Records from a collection
— start —
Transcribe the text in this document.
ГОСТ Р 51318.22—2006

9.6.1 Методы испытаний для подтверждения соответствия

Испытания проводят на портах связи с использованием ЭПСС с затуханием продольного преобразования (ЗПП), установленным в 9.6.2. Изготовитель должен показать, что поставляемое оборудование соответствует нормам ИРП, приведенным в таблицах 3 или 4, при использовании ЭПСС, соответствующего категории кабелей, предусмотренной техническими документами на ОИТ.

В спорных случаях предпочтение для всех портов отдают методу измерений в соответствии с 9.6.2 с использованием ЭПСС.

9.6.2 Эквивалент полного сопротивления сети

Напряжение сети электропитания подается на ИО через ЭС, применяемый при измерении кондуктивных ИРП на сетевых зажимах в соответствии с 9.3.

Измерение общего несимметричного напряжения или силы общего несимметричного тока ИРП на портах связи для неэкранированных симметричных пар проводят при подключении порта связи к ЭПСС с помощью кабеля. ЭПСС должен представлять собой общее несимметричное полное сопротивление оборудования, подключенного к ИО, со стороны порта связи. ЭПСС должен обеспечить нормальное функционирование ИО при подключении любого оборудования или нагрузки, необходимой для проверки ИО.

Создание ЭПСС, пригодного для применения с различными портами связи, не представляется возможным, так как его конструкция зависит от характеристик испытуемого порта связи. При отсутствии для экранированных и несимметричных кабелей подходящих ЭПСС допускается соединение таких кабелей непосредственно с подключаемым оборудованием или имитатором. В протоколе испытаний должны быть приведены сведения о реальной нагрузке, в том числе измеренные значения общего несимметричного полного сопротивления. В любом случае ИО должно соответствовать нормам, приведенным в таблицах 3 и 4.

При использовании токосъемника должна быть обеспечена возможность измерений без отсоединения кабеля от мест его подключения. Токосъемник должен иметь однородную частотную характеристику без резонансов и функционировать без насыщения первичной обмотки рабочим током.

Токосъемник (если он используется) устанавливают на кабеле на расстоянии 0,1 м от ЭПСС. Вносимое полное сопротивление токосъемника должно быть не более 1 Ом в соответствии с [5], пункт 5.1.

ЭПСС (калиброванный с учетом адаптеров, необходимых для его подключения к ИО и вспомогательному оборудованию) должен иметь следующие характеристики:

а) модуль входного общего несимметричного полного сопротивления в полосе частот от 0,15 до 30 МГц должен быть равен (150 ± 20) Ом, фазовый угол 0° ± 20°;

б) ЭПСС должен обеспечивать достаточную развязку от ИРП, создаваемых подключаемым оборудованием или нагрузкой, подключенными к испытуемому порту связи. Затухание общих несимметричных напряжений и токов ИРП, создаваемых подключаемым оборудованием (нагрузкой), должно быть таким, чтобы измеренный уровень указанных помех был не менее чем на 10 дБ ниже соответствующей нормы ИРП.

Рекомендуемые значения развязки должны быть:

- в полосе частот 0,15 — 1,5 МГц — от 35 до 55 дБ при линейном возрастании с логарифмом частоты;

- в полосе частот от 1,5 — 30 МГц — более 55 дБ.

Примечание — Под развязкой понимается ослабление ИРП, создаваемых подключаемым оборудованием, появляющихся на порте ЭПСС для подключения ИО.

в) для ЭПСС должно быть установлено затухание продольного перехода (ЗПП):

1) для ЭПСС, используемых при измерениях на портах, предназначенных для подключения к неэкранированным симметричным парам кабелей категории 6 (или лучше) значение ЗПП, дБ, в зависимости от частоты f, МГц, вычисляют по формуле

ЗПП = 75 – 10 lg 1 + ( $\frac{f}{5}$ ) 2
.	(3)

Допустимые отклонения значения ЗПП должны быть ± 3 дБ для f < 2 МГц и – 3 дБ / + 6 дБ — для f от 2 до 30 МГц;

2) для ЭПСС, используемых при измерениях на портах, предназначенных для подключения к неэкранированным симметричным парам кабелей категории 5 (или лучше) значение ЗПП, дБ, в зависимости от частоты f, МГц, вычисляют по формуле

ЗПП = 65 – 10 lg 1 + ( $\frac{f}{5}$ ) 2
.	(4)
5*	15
— end —
Going through the entries above line by line, work out how many lines include the word "испытаний". Only the number is required.

Answer in full
2